__REQUEST__.
Please print every record below exactly as it appears.

(Dataset rows about figures)
● ● ● ● ●

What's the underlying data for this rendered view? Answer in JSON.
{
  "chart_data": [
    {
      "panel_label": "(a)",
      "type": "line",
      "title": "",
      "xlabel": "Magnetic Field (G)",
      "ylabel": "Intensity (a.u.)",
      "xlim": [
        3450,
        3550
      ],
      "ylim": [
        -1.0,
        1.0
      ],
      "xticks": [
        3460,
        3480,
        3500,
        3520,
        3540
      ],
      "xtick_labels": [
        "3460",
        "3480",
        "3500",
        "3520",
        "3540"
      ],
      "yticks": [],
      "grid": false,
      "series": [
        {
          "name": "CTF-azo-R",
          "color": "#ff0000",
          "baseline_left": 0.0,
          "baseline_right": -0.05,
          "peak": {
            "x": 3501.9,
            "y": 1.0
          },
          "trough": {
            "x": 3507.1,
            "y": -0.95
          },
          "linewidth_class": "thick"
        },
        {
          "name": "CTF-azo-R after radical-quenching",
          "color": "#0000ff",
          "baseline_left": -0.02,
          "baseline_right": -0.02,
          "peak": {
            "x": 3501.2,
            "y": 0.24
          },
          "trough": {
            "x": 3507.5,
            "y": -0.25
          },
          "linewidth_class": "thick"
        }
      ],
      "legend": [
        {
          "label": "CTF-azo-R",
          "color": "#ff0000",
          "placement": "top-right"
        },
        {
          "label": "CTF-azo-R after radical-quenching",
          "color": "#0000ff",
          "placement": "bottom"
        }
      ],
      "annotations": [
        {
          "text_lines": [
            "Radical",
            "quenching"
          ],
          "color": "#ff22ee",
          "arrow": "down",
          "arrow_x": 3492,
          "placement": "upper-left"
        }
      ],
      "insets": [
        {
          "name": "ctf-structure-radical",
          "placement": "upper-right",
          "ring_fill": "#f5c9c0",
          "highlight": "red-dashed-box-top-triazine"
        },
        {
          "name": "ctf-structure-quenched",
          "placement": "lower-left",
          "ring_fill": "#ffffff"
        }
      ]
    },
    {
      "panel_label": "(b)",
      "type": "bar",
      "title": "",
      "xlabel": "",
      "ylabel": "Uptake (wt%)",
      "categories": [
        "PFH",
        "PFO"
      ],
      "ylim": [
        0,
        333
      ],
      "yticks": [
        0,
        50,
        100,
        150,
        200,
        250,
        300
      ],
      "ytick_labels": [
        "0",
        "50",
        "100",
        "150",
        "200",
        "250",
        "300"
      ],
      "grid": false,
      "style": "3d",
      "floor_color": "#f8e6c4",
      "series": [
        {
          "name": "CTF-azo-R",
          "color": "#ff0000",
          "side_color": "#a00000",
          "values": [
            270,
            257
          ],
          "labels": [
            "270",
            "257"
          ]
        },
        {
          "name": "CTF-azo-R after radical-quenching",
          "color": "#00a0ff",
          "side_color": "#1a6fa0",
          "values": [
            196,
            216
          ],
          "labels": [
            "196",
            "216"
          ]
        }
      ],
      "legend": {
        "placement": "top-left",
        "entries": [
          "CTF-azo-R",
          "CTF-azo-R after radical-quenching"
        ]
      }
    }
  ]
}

● ● ● ● ●

__COMPLETE RESPONSE__.
What's the underlying data for this rendered view? Answer in JSON.
{
  "chart_data": [
    {
      "panel_label": "(a)",
      "type": "line",
      "title": "",
      "xlabel": "Magnetic Field (G)",
      "ylabel": "Intensity (a.u.)",
      "xlim": [
        3450,
        3550
      ],
      "ylim": [
        -1.0,
        1.0
      ],
      "xticks": [
        3460,
        3480,
        3500,
        3520,
        3540
      ],
      "xtick_labels": [
        "3460",
        "3480",
        "3500",
        "3520",
        "3540"
      ],
      "yticks": [],
      "grid": false,
      "series": [
        {
          "name": "CTF-azo-R",
          "color": "#ff0000",
          "baseline_left": 0.0,
          "baseline_right": -0.05,
          "peak": {
            "x": 3501.9,
            "y": 1.0
          },
          "trough": {
            "x": 3507.1,
            "y": -0.95
          },
          "linewidth_class": "thick"
        },
        {
          "name": "CTF-azo-R after radical-quenching",
          "color": "#0000ff",
          "baseline_left": -0.02,
          "baseline_right": -0.02,
          "peak": {
            "x": 3501.2,
            "y": 0.24
          },
          "trough": {
            "x": 3507.5,
            "y": -0.25
          },
          "linewidth_class": "thick"
        }
      ],
      "legend": [
        {
          "label": "CTF-azo-R",
          "color": "#ff0000",
          "placement": "top-right"
        },
        {
          "label": "CTF-azo-R after radical-quenching",
          "color": "#0000ff",
          "placement": "bottom"
        }
      ],
      "annotations": [
        {
          "text_lines": [
            "Radical",
            "quenching"
          ],
          "color": "#ff22ee",
          "arrow": "down",
          "arrow_x": 3492,
          "placement": "upper-left"
        }
      ],
      "insets": [
        {
          "name": "ctf-structure-radical",
          "placement": "upper-right",
          "ring_fill": "#f5c9c0",
          "highlight": "red-dashed-box-top-triazine"
        },
        {
          "name": "ctf-structure-quenched",
          "placement": "lower-left",
          "ring_fill": "#ffffff"
        }
      ]
    },
    {
      "panel_label": "(b)",
      "type": "bar",
      "title": "",
      "xlabel": "",
      "ylabel": "Uptake (wt%)",
      "categories": [
        "PFH",
        "PFO"
      ],
      "ylim": [
        0,
        333
      ],
      "yticks": [
        0,
        50,
        100,
        150,
        200,
        250,
        300
      ],
      "ytick_labels": [
        "0",
        "50",
        "100",
        "150",
        "200",
        "250",
        "300"
      ],
      "grid": false,
      "style": "3d",
      "floor_color": "#f8e6c4",
      "series": [
        {
          "name": "CTF-azo-R",
          "color": "#ff0000",
          "side_color": "#a00000",
          "values": [
            270,
            257
          ],
          "labels": [
            "270",
            "257"
          ]
        },
        {
          "name": "CTF-azo-R after radical-quenching",
          "color": "#00a0ff",
          "side_color": "#1a6fa0",
          "values": [
            196,
            216
          ],
          "labels": [
            "196",
            "216"
          ]
        }
      ],
      "legend": {
        "placement": "top-left",
        "entries": [
          "CTF-azo-R",
          "CTF-azo-R after radical-quenching"
        ]
      }
    }
  ]
}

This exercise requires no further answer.